__Lista de tarefas__.
- a) No excerto, que motivo dava o comandante do XI Corpo Inglês para afirmar que não havia a recear um ataque a fundo à frente portuguesa?
- b) Transcreva do excerto tudo o que vai desde "As trincheiras tremem, e" até "do Batalhão (…)", sem alterar nada.
- c) Escreva o que vem a seguir no relato da batalha vivida pelo Batalhão de Infantaria 10, a partir da última frase apresentada.

__Excerto__.
....
O comando do XI Corpo Inglês, a que desde esta ocasião se achava subordinada a 2ª Divisão, não ignorava os preparativos do inimigo para uma ação ofensiva, tanto que, após os cumprimentos de S.Exª., o comandante daquele corpo pelos comandantes das brigadas e batalhões, no dia 7 de abril, seguiu-se uma conferência em que pelo mesmo senhor foi dito que era possível um ataque à frente portuguesa, mas que não haveria a recear um ataque a fundo, pois que o inimigo não possuía tropas à retaguarda para o apoiar; que em se lhe oferecendo resistência na linha B com as tropas dos sectores, nada mais seria preciso para fazer malograr qualquer ataque.

Como vemos, ou eram incompletas as informações do comando inglês ou não foram devidamente comunicadas aos comandos portugueses.

Batalhão de Infantaria 10

O BI 10, como dissemos, guarnecia o subsector direito da 5ª BI. O major António José Teixeira, que fez o relatório respetivo como comandante do Batalhão, em finais de 1919, depois de regressar dos campos de prisioneiros da Alemanha, descreve a batalha com bastante pormenor.

Todos nos erguemos, como impelidos por uma força elétrica e no meio do maior sobressalto, cerca das 04h15 da madrugada, despertados por um bombardeamento tremendo e ensurdecedor.

O comandante do Batalhão, Guilherme Araújo, e 2º comandante, Ramires, correm ao telefone e procuram inteirar-se do que ocorre…

O nevoeiro sinistro da natureza, a que em breve se junta outro produzido por milhares de bocas de fogo, e talvez o dos aparelhos que para esse fim os alemães possuíam, barravam inteiramente o campo de visão. (…)

Os ecos das granadas e dos morteiros sucedem-se ininterruptamente (…) O ribombar do canhão tem todas as modelações (…)

As trincheiras tremem, e com elas toda a terra; oscilam e esboroam-se como se fossem brinquedos de criança… (…)

Assim se reconhece estar a ser batido todo o sector português, em profundidade e largura, a começar pelo nosso “Ferme du Bois”, La Couture, e por ali acima… (…)

É debaixo da pressão dum tal concerto que o infante português, de olhos esbugalhados, fixa a “terra-de-ninguém” até às 7 horas, sem poder encontrar uma explicação dos factos que se estão passando à sua volta (…)

O comandante do Batalhão mantinha-se ainda em ligação com as companhias, indagando o que havia na frente e fazendo assim a exploração da rede telefónica. (…) As respostas são sempre as mesmas… o inimigo não aparece, mas o bombardeamento agora é mais intenso nas proximidades do comando do Batalhão (…)
....
__Dados registados__.
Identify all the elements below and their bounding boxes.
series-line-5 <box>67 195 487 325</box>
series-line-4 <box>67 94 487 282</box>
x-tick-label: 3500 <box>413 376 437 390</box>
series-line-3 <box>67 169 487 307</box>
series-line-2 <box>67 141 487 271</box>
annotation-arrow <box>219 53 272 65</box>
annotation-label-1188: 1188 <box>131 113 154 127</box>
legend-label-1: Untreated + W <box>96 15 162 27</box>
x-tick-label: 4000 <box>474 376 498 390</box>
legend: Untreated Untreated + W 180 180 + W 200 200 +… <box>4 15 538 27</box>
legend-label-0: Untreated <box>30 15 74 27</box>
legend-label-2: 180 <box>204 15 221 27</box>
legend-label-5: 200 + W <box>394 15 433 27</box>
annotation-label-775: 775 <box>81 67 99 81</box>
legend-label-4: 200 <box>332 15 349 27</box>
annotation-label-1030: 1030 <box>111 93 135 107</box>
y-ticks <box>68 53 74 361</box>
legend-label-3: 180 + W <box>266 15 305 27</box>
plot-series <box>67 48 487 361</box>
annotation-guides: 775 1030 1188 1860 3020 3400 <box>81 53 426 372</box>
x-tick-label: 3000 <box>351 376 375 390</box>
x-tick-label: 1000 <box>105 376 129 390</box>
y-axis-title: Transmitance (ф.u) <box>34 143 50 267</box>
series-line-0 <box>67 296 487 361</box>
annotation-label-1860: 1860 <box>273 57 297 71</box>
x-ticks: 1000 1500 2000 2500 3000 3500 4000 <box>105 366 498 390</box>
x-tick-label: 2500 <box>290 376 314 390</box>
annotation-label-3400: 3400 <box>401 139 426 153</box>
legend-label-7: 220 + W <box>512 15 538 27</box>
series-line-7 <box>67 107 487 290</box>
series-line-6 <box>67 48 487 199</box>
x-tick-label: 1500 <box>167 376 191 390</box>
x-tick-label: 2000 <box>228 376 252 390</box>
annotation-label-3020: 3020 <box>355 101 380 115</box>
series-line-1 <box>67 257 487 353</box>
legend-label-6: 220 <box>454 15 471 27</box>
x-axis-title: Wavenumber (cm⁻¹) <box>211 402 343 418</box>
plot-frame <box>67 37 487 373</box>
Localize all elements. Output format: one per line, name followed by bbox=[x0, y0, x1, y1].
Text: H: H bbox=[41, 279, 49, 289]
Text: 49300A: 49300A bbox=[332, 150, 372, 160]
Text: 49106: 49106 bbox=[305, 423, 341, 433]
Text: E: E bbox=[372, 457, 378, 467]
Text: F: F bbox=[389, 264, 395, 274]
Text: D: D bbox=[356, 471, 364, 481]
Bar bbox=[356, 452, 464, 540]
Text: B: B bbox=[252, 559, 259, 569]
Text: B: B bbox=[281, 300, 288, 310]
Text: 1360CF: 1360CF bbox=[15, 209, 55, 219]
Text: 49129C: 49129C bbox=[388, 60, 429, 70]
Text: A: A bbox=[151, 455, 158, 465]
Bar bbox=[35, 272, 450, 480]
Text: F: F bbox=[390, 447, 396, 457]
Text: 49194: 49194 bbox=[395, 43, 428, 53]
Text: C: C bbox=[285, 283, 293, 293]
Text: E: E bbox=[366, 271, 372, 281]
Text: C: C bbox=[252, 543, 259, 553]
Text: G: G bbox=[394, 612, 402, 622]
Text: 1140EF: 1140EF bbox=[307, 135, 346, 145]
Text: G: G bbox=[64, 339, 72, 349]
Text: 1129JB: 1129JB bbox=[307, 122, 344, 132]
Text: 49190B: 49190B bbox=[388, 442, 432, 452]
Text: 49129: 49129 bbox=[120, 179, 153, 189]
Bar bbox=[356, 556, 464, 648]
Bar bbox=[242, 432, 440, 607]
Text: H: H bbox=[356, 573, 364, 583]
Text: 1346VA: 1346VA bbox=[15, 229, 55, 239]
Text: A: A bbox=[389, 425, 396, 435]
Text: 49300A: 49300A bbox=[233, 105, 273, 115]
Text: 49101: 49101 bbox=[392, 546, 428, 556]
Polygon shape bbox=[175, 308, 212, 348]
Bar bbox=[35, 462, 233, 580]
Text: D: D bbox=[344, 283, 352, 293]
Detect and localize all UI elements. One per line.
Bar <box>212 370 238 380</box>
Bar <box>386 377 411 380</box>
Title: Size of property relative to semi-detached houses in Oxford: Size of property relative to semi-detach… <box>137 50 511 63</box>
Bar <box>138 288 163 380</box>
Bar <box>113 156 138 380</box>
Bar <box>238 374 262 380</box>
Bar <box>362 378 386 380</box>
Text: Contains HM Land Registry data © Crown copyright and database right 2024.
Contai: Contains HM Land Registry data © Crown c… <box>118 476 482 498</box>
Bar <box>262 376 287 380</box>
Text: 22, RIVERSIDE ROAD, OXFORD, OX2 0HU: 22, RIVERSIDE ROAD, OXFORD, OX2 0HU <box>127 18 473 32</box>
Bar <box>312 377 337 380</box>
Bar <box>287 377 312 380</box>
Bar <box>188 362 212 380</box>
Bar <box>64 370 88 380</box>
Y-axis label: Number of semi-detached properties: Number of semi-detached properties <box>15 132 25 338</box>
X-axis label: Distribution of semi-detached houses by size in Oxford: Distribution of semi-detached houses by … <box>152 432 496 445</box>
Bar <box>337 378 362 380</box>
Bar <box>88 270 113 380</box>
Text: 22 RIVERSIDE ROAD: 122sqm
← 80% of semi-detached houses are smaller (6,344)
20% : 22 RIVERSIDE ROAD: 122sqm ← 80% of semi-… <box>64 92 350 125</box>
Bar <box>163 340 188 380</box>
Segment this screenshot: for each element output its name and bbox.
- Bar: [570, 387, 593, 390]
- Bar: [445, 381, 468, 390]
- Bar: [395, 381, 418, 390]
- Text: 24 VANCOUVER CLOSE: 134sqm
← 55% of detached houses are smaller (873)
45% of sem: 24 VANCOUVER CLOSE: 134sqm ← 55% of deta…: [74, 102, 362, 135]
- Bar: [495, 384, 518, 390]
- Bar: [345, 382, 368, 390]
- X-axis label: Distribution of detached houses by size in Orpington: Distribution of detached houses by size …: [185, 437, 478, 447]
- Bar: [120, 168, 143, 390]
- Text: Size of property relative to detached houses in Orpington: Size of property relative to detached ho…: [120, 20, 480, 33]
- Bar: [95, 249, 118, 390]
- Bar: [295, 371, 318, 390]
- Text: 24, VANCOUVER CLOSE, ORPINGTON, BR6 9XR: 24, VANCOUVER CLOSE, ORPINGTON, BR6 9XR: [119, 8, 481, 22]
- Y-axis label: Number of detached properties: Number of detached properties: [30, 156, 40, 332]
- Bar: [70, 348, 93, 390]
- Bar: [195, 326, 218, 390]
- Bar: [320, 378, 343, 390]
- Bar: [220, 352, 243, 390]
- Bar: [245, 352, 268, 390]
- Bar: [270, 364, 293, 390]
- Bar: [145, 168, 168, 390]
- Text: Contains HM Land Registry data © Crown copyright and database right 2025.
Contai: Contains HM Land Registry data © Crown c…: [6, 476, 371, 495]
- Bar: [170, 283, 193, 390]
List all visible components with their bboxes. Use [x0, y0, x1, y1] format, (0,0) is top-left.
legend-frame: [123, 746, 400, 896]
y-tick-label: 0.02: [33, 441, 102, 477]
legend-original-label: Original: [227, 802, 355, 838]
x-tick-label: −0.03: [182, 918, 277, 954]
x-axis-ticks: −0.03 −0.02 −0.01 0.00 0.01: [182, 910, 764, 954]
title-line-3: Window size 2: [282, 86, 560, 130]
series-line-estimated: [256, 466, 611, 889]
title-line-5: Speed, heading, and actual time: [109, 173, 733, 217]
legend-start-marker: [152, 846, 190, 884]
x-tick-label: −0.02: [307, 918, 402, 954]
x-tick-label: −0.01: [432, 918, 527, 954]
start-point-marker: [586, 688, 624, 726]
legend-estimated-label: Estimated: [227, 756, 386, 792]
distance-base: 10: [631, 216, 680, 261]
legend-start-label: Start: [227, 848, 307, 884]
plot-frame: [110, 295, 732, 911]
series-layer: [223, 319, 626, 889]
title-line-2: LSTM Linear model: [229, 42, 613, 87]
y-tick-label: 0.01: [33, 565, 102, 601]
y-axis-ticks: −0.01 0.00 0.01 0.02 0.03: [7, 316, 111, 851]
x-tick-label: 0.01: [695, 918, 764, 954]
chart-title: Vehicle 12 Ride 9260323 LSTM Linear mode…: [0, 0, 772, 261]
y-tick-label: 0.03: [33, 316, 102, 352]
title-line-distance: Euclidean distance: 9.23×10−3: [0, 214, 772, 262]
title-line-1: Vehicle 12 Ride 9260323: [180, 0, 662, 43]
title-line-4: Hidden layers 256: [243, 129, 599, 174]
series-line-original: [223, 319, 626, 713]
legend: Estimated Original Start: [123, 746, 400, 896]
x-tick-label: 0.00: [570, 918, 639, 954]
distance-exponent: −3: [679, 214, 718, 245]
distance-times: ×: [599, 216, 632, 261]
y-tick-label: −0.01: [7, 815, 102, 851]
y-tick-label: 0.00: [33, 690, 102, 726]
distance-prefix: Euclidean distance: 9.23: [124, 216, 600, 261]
....
__Resultados do exercício__.
- a) Segundo ele, o inimigo não possuía tropas à retaguarda para apoiar esse ataque. Por isso, bastaria oferecer resistência na linha B com as tropas dos sectores para fazer malograr qualquer ataque.

- b)
As trincheiras tremem, e com elas toda a terra; oscilam e esboroam-se como se fossem brinquedos de criança… (…)

Assim se reconhece estar a ser batido todo o sector português, em profundidade e largura, a começar pelo nosso “Ferme du Bois”, La Couture, e por ali acima… (…)

É debaixo da pressão dum tal concerto que o infante português, de olhos esbugalhados, fixa a “terra-de-ninguém” até às 7 horas, sem poder encontrar uma explicação dos factos que se estão passando à sua volta (…)

O comandante do Batalhão mantinha-se ainda em ligação com as companhias, indagando o que havia na frente e fazendo assim a exploração da rede telefónica. (…) As respostas são sempre as mesmas… o inimigo não aparece, mas o bombardeamento agora é mais intenso nas proximidades do comando do Batalhão (…)

- c)
São quase 6 horas!

A exploração das linhas começa a dizer que estão cortadas…

Agora o comandante de Batalhão tenta ligar-se por meio de estafetas (…) essas estafetas iam, mas não regressavam!

As comunicações telefónicas com a artilharia estavam cortadas. Lançam-se mais foguetões… (…)

O inimigo bate todas as comunicações.

O nevoeiro é cada vez mais denso, mais escuro… (…)

Lançam-se agora, que o dia vem rompendo, os pombos correio existentes junto do comando, mas as pobres avezitas, sob um céu de metralha e sufocador, estarrecidas, não querem voar, e alguma que parte fica sem vida certamente, pois o resultado da comunicação é nulo…

O oficial de ligação da artilharia (…) lança ainda todos os foguetes que existem no comando. Mas parece que estes sinais serviram apenas para fazer recrudescer o bombardeamento em torno do comando do Batalhão (…)

A conselho do 2º comandante e atendendo a que os telefones já não funcionavam, o comandante deixou o abrigo dos telefonistas e dirigiu-se para o do oficial sinaleiro, em melhores condições de segurança (…)

Continuou-se daí a mandar ordenanças para a frente. Pelas 9 horas e alguns minutos, voltou uma das últimas enviadas dizendo ser impossível chegar às linhas (…)

A tempestade aumenta. Os entrincheiramentos continuam a esboroar-se. A terra treme. Há muita gente ferida que se mantém nas suas posições… A artilharia, agora, cerca das 9h30, bombardeia dum modo pavoroso os abrigos destinados ao comando e pessoal do E.M. do Batalhão!

A nova de que o inimigo devia estar na 2ª linha a todos pôs em sobressalto. (…)

Por isso (o comandante do Batalhão) resolve, agora, cerca das 9h40, abandonar o local do comando e dirigir-se a informar o comandante da Brigada da situação (…)

Todos se preparavam para coadjuvar as forças contra-atacantes… Mas, triste ilusão!… o inimigo havia feito o envolvimento!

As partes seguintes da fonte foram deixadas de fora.